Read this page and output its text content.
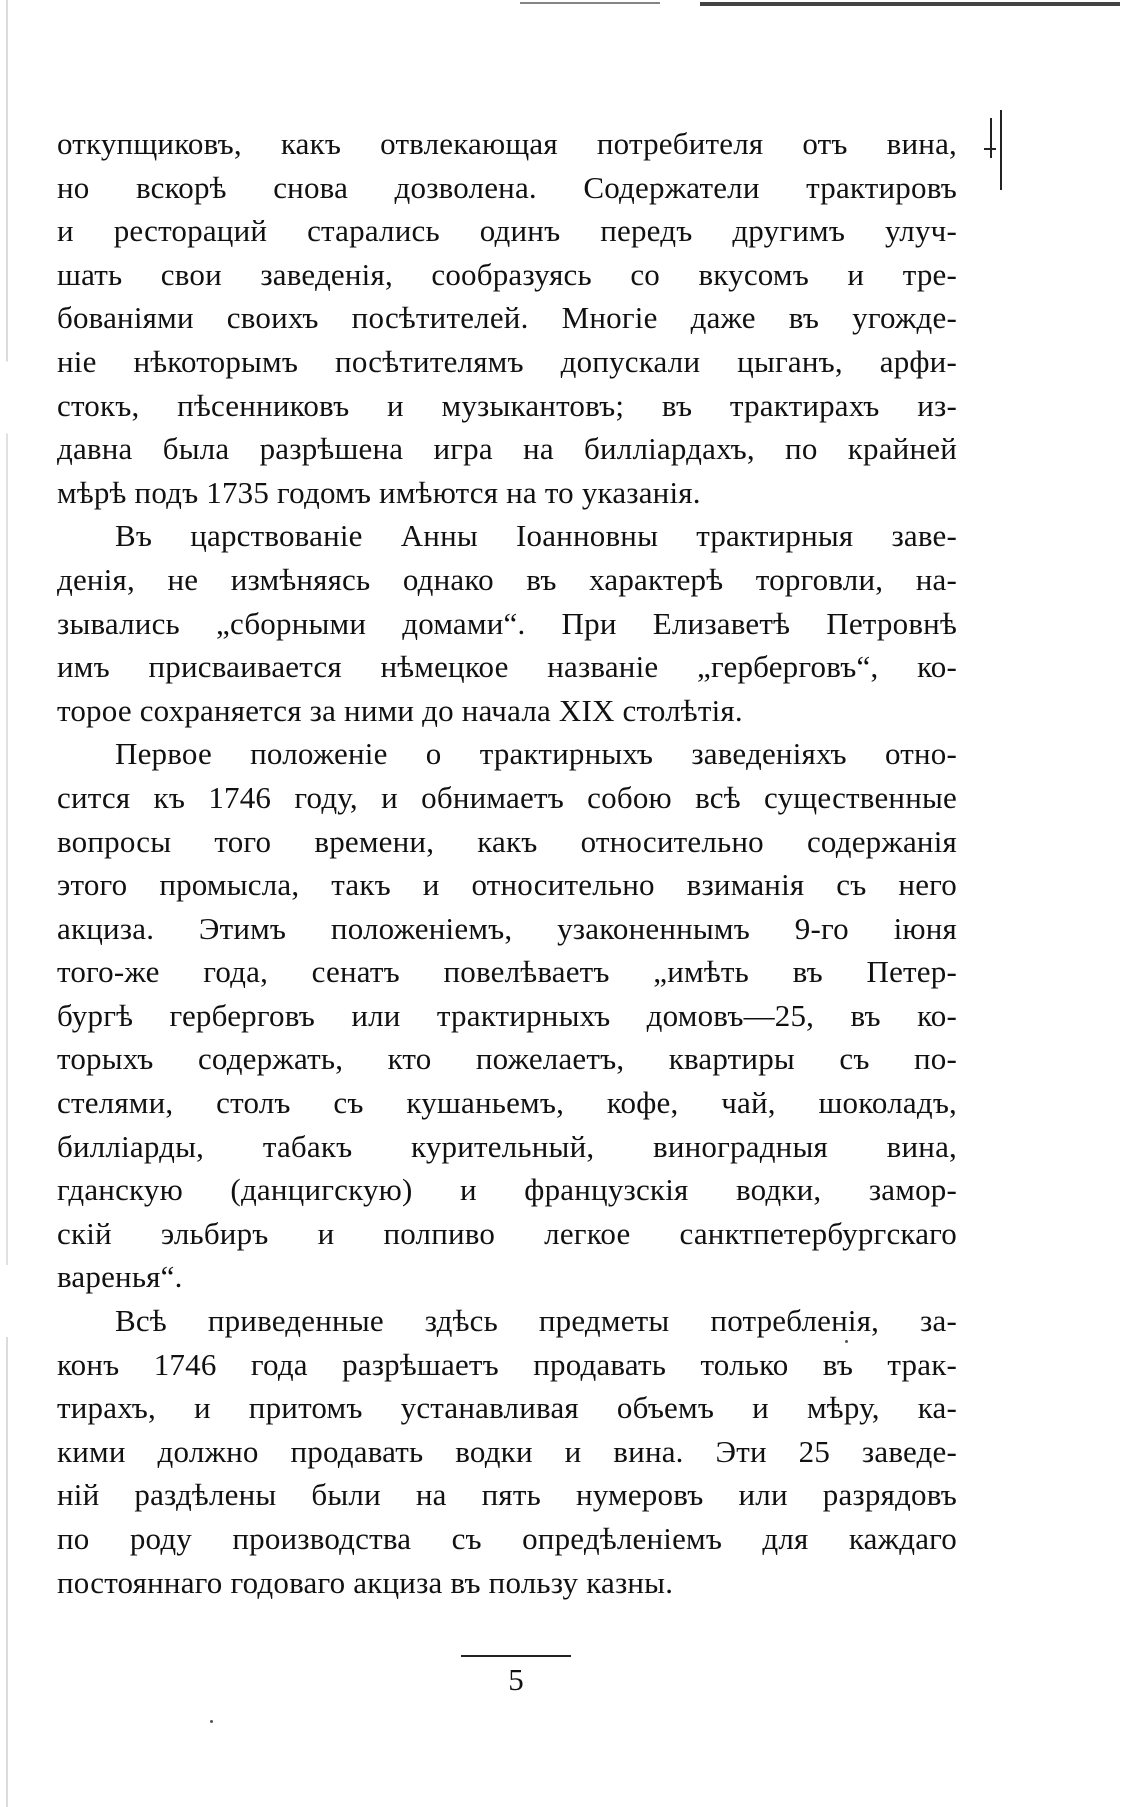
откупщиковъ, какъ отвлекающая потребителя отъ вина,
но вскорѣ снова дозволена. Содержатели трактировъ
и рестораций старались одинъ передъ другимъ улуч-
шать свои заведенія, сообразуясь со вкусомъ и тре-
бованіями своихъ посѣтителей. Многіе даже въ угожде-
ніе нѣкоторымъ посѣтителямъ допускали цыганъ, арфи-
стокъ, пѣсенниковъ и музыкантовъ; въ трактирахъ из-
давна была разрѣшена игра на билліардахъ, по крайней
мѣрѣ подъ 1735 годомъ имѣются на то указанія.
Въ царствованіе Анны Іоанновны трактирныя заве-
денія, не измѣняясь однако въ характерѣ торговли, на-
зывались „сборными домами“. При Елизаветѣ Петровнѣ
имъ присваивается нѣмецкое названіе „герберговъ“, ко-
торое сохраняется за ними до начала XIX столѣтія.
Первое положеніе о трактирныхъ заведеніяхъ отно-
сится къ 1746 году, и обнимаетъ собою всѣ существенные
вопросы того времени, какъ относительно содержанія
этого промысла, такъ и относительно взиманія съ него
акциза. Этимъ положеніемъ, узаконеннымъ 9-го іюня
того-же года, сенатъ повелѣваетъ „имѣть въ Петер-
бургѣ герберговъ или трактирныхъ домовъ—25, въ ко-
торыхъ содержать, кто пожелаетъ, квартиры съ по-
стелями, столъ съ кушаньемъ, кофе, чай, шоколадъ,
билліарды, табакъ курительный, виноградныя вина,
гданскую (данцигскую) и французскія водки, замор-
скій эльбиръ и полпиво легкое санктпетербургскаго
варенья“.
Всѣ приведенные здѣсь предметы потребленія, за-
конъ 1746 года разрѣшаетъ продавать только въ трак-
тирахъ, и притомъ устанавливая объемъ и мѣру, ка-
кими должно продавать водки и вина. Эти 25 заведе-
ній раздѣлены были на пять нумеровъ или разрядовъ
по роду производства съ опредѣленіемъ для каждаго
постояннаго годоваго акциза въ пользу казны.
5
——
> [GOAL] Pull out each line of the listing that holds the string "года".

> [RESULT FOR THIS TASK]
того-же года, сенатъ повелѣваетъ „имѣть въ Петер-
конъ 1746 года разрѣшаетъ продавать только въ трак-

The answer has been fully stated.